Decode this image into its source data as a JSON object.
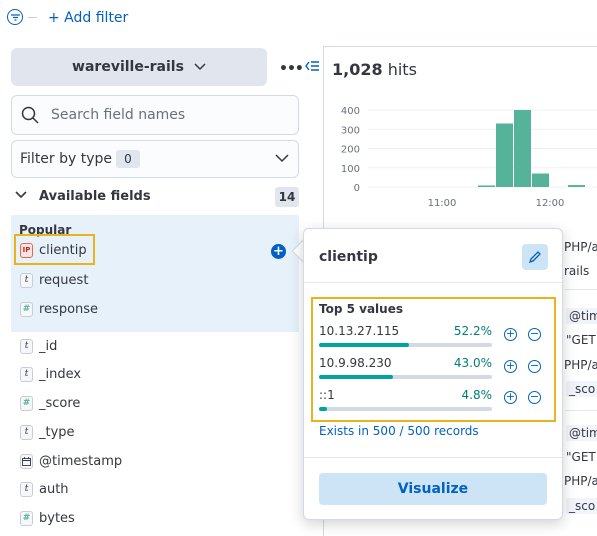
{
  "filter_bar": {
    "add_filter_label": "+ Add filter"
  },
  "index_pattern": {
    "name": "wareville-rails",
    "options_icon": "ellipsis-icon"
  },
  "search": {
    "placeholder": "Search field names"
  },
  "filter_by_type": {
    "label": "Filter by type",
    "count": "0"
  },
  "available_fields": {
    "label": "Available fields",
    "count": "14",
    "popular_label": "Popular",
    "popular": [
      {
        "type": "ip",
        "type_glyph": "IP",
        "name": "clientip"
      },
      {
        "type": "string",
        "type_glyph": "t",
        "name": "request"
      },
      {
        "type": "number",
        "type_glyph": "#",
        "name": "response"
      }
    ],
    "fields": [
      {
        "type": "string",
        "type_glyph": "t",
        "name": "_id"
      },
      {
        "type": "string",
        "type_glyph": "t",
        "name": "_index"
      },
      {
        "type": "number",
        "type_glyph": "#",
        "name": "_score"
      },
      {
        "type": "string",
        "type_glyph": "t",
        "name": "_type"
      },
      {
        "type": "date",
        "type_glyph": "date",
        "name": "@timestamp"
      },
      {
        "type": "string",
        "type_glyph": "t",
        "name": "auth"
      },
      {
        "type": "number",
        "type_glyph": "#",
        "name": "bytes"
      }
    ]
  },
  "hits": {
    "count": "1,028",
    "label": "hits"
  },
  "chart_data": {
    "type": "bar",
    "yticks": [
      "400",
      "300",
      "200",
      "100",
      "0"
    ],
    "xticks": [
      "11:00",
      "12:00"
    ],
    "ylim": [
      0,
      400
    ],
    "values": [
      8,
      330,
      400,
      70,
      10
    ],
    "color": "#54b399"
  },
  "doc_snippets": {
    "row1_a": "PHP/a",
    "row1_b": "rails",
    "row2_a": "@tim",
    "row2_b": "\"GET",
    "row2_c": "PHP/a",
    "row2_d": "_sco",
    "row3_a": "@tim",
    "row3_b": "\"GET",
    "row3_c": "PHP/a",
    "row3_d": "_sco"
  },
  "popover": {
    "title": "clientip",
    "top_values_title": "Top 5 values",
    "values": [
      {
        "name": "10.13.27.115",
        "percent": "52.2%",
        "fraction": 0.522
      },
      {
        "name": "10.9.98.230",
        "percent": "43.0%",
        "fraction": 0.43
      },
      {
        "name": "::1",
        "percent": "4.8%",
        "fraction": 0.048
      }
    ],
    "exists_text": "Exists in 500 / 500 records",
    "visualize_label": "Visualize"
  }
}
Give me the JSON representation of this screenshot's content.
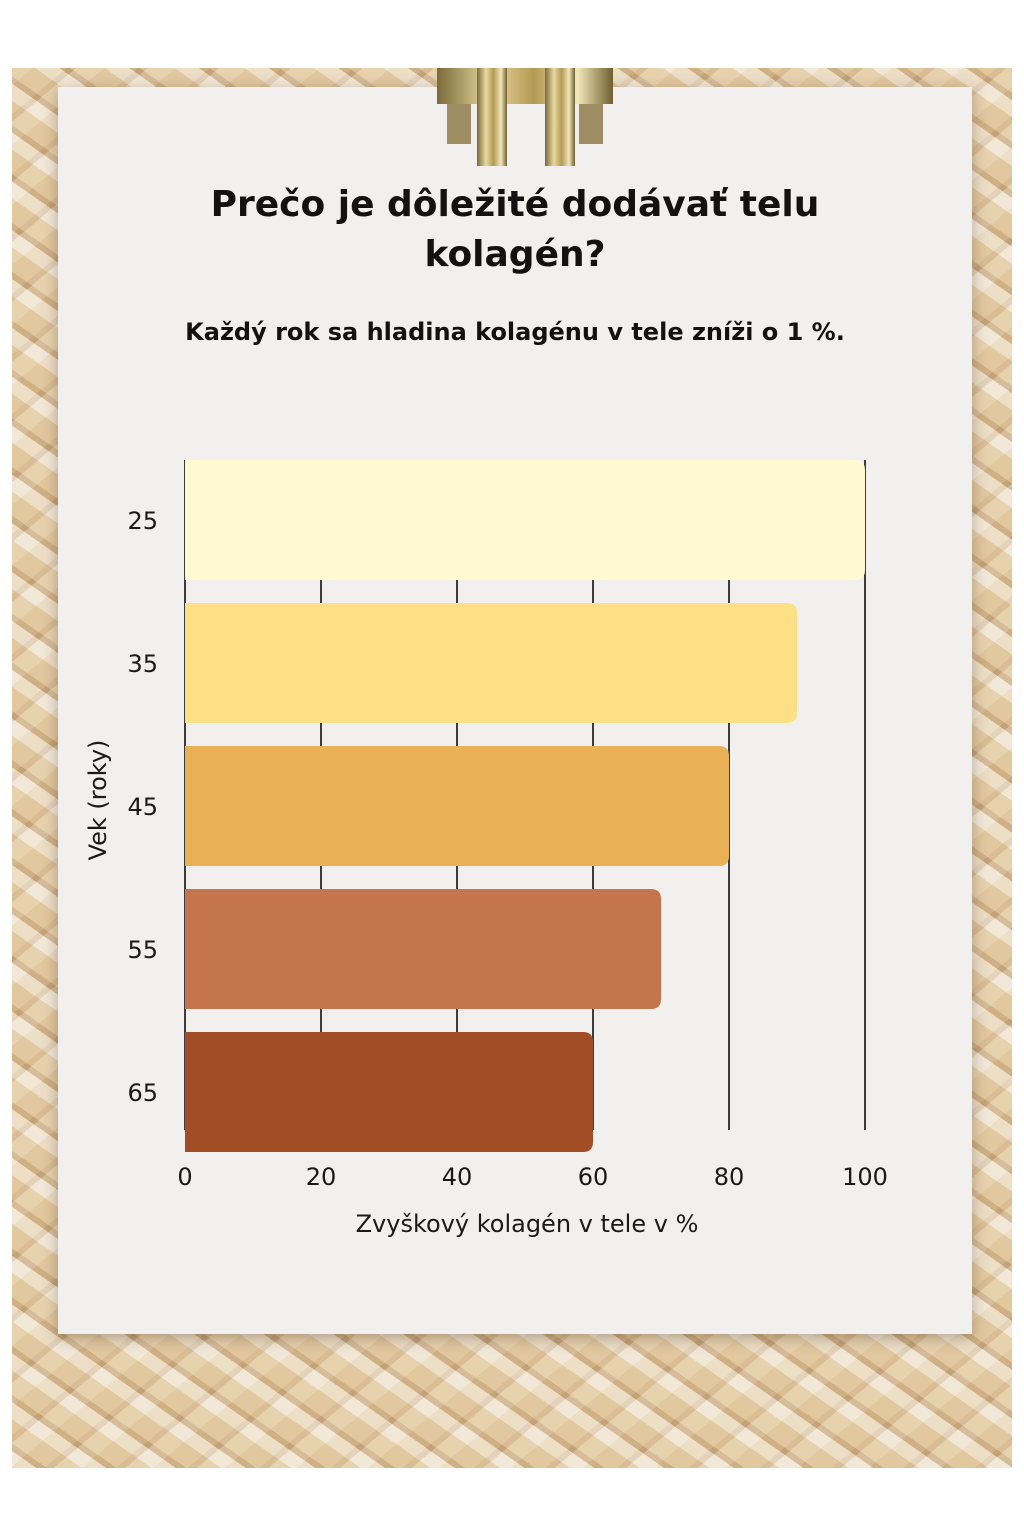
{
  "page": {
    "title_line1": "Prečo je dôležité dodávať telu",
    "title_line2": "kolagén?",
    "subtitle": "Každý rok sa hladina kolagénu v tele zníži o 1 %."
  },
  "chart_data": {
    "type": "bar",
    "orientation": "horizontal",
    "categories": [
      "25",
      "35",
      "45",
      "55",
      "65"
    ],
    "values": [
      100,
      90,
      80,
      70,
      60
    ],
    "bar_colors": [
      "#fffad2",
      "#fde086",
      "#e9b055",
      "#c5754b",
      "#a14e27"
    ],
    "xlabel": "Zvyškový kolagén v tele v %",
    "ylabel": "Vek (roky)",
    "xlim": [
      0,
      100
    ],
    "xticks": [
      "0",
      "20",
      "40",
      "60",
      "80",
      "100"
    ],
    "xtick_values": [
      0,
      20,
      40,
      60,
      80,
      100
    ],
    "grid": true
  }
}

+++

* AIM: Word for word, quote the lines above. Omit the pictures.

* RESPONSE TO THIS TASK:
Decode this image into its source data as a JSON object.
{
  "filter_bar": {
    "add_filter_label": "+ Add filter"
  },
  "index_pattern": {
    "name": "wareville-rails",
    "options_icon": "ellipsis-icon"
  },
  "search": {
    "placeholder": "Search field names"
  },
  "filter_by_type": {
    "label": "Filter by type",
    "count": "0"
  },
  "available_fields": {
    "label": "Available fields",
    "count": "14",
    "popular_label": "Popular",
    "popular": [
      {
        "type": "ip",
        "type_glyph": "IP",
        "name": "clientip"
      },
      {
        "type": "string",
        "type_glyph": "t",
        "name": "request"
      },
      {
        "type": "number",
        "type_glyph": "#",
        "name": "response"
      }
    ],
    "fields": [
      {
        "type": "string",
        "type_glyph": "t",
        "name": "_id"
      },
      {
        "type": "string",
        "type_glyph": "t",
        "name": "_index"
      },
      {
        "type": "number",
        "type_glyph": "#",
        "name": "_score"
      },
      {
        "type": "string",
        "type_glyph": "t",
        "name": "_type"
      },
      {
        "type": "date",
        "type_glyph": "date",
        "name": "@timestamp"
      },
      {
        "type": "string",
        "type_glyph": "t",
        "name": "auth"
      },
      {
        "type": "number",
        "type_glyph": "#",
        "name": "bytes"
      }
    ]
  },
  "hits": {
    "count": "1,028",
    "label": "hits"
  },
  "chart_data": {
    "type": "bar",
    "yticks": [
      "400",
      "300",
      "200",
      "100",
      "0"
    ],
    "xticks": [
      "11:00",
      "12:00"
    ],
    "ylim": [
      0,
      400
    ],
    "values": [
      8,
      330,
      400,
      70,
      10
    ],
    "color": "#54b399"
  },
  "doc_snippets": {
    "row1_a": "PHP/a",
    "row1_b": "rails",
    "row2_a": "@tim",
    "row2_b": "\"GET",
    "row2_c": "PHP/a",
    "row2_d": "_sco",
    "row3_a": "@tim",
    "row3_b": "\"GET",
    "row3_c": "PHP/a",
    "row3_d": "_sco"
  },
  "popover": {
    "title": "clientip",
    "top_values_title": "Top 5 values",
    "values": [
      {
        "name": "10.13.27.115",
        "percent": "52.2%",
        "fraction": 0.522
      },
      {
        "name": "10.9.98.230",
        "percent": "43.0%",
        "fraction": 0.43
      },
      {
        "name": "::1",
        "percent": "4.8%",
        "fraction": 0.048
      }
    ],
    "exists_text": "Exists in 500 / 500 records",
    "visualize_label": "Visualize"
  }
}
Give me the JSON representation of this screenshot's content.
{
  "page": {
    "title_line1": "Prečo je dôležité dodávať telu",
    "title_line2": "kolagén?",
    "subtitle": "Každý rok sa hladina kolagénu v tele zníži o 1 %."
  },
  "chart_data": {
    "type": "bar",
    "orientation": "horizontal",
    "categories": [
      "25",
      "35",
      "45",
      "55",
      "65"
    ],
    "values": [
      100,
      90,
      80,
      70,
      60
    ],
    "bar_colors": [
      "#fffad2",
      "#fde086",
      "#e9b055",
      "#c5754b",
      "#a14e27"
    ],
    "xlabel": "Zvyškový kolagén v tele v %",
    "ylabel": "Vek (roky)",
    "xlim": [
      0,
      100
    ],
    "xticks": [
      "0",
      "20",
      "40",
      "60",
      "80",
      "100"
    ],
    "xtick_values": [
      0,
      20,
      40,
      60,
      80,
      100
    ],
    "grid": true
  }
}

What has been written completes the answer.